Do this
Write out the entries verbatim and leave the images out of the copy.

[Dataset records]
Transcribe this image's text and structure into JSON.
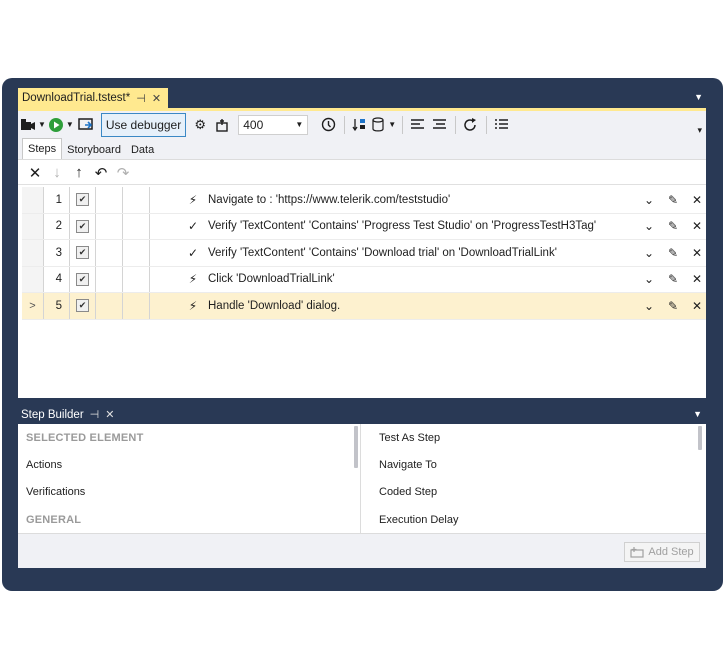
{
  "document_tab": {
    "title": "DownloadTrial.tstest*",
    "pin": "⊣",
    "close": "✕"
  },
  "toolbar": {
    "debug_label": "Use debugger",
    "zoom_value": "400"
  },
  "tabs": [
    {
      "label": "Steps"
    },
    {
      "label": "Storyboard"
    },
    {
      "label": "Data"
    }
  ],
  "steps": [
    {
      "num": "1",
      "icon": "⚡",
      "text": "Navigate to : 'https://www.telerik.com/teststudio'"
    },
    {
      "num": "2",
      "icon": "✓",
      "text": "Verify 'TextContent' 'Contains' 'Progress Test Studio' on 'ProgressTestH3Tag'"
    },
    {
      "num": "3",
      "icon": "✓",
      "text": "Verify 'TextContent' 'Contains' 'Download trial' on 'DownloadTrialLink'"
    },
    {
      "num": "4",
      "icon": "⚡",
      "text": "Click 'DownloadTrialLink'"
    },
    {
      "num": "5",
      "icon": "⚡",
      "text": "Handle 'Download' dialog."
    }
  ],
  "selected_row_marker": ">",
  "step_builder": {
    "title": "Step Builder",
    "left_items": [
      {
        "label": "SELECTED ELEMENT",
        "heading": true
      },
      {
        "label": "Actions",
        "heading": false
      },
      {
        "label": "Verifications",
        "heading": false
      },
      {
        "label": "GENERAL",
        "heading": true
      }
    ],
    "right_items": [
      {
        "label": "Test As Step"
      },
      {
        "label": "Navigate To"
      },
      {
        "label": "Coded Step"
      },
      {
        "label": "Execution Delay"
      }
    ],
    "add_step_label": "Add Step"
  },
  "colors": {
    "frame": "#293955",
    "active_tab": "#ffe98f",
    "selected_row": "#fdf1cf",
    "debug_border": "#3a88c5"
  }
}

Answer
Transcribe this image's text and structure into JSON.
{
  "document_tab": {
    "title": "DownloadTrial.tstest*",
    "pin": "⊣",
    "close": "✕"
  },
  "toolbar": {
    "debug_label": "Use debugger",
    "zoom_value": "400"
  },
  "tabs": [
    {
      "label": "Steps"
    },
    {
      "label": "Storyboard"
    },
    {
      "label": "Data"
    }
  ],
  "steps": [
    {
      "num": "1",
      "icon": "⚡",
      "text": "Navigate to : 'https://www.telerik.com/teststudio'"
    },
    {
      "num": "2",
      "icon": "✓",
      "text": "Verify 'TextContent' 'Contains' 'Progress Test Studio' on 'ProgressTestH3Tag'"
    },
    {
      "num": "3",
      "icon": "✓",
      "text": "Verify 'TextContent' 'Contains' 'Download trial' on 'DownloadTrialLink'"
    },
    {
      "num": "4",
      "icon": "⚡",
      "text": "Click 'DownloadTrialLink'"
    },
    {
      "num": "5",
      "icon": "⚡",
      "text": "Handle 'Download' dialog."
    }
  ],
  "selected_row_marker": ">",
  "step_builder": {
    "title": "Step Builder",
    "left_items": [
      {
        "label": "SELECTED ELEMENT",
        "heading": true
      },
      {
        "label": "Actions",
        "heading": false
      },
      {
        "label": "Verifications",
        "heading": false
      },
      {
        "label": "GENERAL",
        "heading": true
      }
    ],
    "right_items": [
      {
        "label": "Test As Step"
      },
      {
        "label": "Navigate To"
      },
      {
        "label": "Coded Step"
      },
      {
        "label": "Execution Delay"
      }
    ],
    "add_step_label": "Add Step"
  },
  "colors": {
    "frame": "#293955",
    "active_tab": "#ffe98f",
    "selected_row": "#fdf1cf",
    "debug_border": "#3a88c5"
  }
}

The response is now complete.